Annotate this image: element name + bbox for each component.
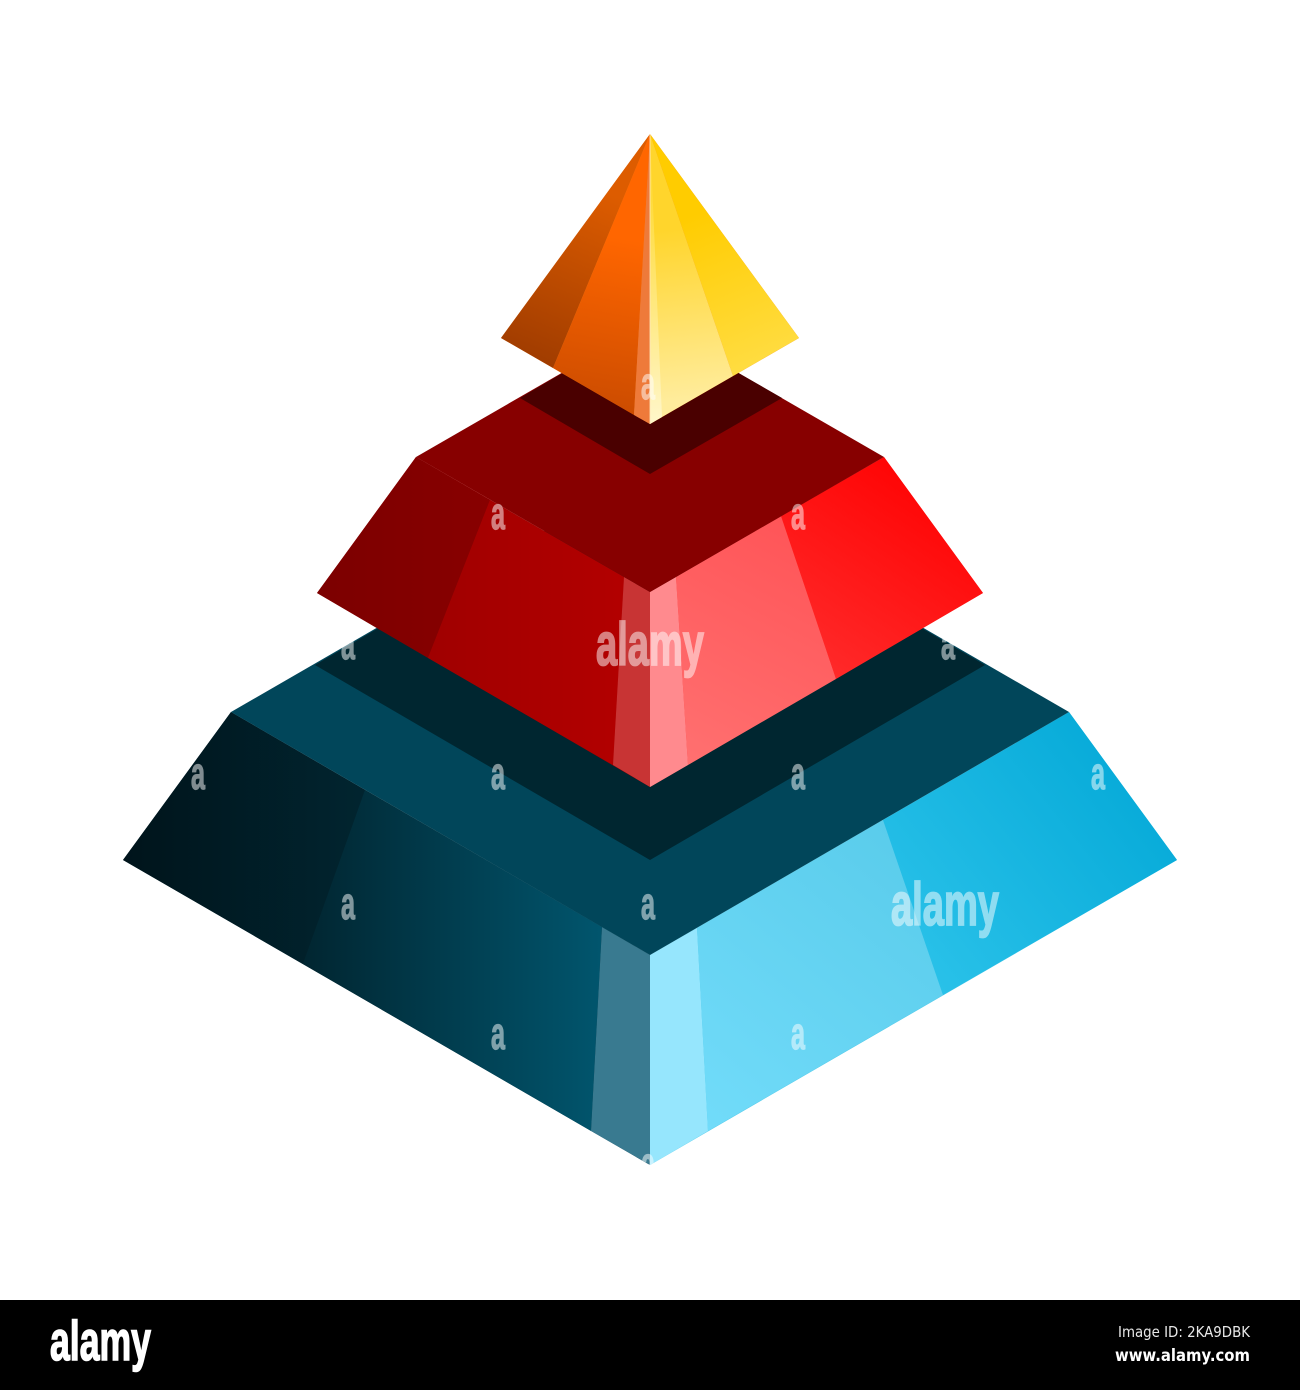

* * *

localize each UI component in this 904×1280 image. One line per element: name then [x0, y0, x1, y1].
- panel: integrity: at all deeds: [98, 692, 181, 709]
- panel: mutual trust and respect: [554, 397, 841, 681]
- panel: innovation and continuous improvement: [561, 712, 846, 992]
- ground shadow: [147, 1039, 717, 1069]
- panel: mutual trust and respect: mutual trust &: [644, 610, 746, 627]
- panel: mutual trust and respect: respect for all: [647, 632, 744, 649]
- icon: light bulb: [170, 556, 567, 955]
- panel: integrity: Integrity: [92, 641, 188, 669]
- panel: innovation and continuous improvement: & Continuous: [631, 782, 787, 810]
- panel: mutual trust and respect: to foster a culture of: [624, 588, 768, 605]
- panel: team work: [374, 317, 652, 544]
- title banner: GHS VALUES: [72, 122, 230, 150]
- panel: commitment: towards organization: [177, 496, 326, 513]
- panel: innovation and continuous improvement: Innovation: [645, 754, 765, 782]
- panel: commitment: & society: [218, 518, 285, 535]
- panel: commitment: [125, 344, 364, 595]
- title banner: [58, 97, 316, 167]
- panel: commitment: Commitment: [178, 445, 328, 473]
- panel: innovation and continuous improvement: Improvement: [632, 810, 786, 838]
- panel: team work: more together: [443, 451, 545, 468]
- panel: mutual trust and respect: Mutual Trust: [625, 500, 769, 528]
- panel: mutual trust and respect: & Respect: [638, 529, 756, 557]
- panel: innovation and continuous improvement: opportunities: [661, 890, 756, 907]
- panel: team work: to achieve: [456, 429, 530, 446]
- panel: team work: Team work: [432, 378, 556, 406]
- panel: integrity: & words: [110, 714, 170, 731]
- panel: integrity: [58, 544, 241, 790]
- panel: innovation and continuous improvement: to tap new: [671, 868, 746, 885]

--

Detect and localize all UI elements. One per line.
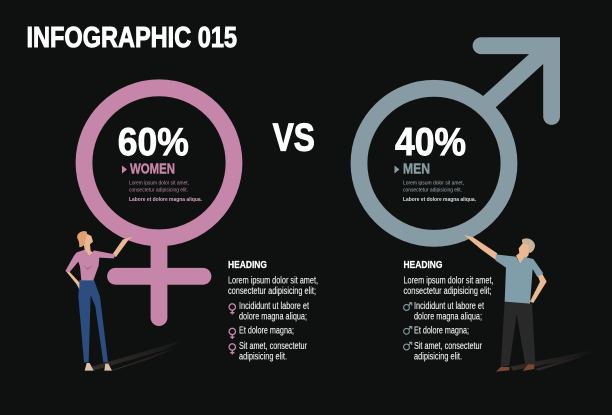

--- REQUEST ---
Edit the lines starting with the one containing "localize each UI" and going on through the one containing "- panel: innovation and continuous improvement: &", replacing "panel" with "card" and changing nothing else. Return only those lines.

--- OUTPUT ---
localize each UI component in this 904×1280 image. One line per element: name then [x0, y0, x1, y1].
- card: integrity: at all deeds: [98, 692, 181, 709]
- card: mutual trust and respect: [554, 397, 841, 681]
- card: innovation and continuous improvement: [561, 712, 846, 992]
- ground shadow: [147, 1039, 717, 1069]
- card: mutual trust and respect: mutual trust &: [644, 610, 746, 627]
- card: mutual trust and respect: respect for all: [647, 632, 744, 649]
- icon: light bulb: [170, 556, 567, 955]
- card: integrity: Integrity: [92, 641, 188, 669]
- card: innovation and continuous improvement: & Continuous: [631, 782, 787, 810]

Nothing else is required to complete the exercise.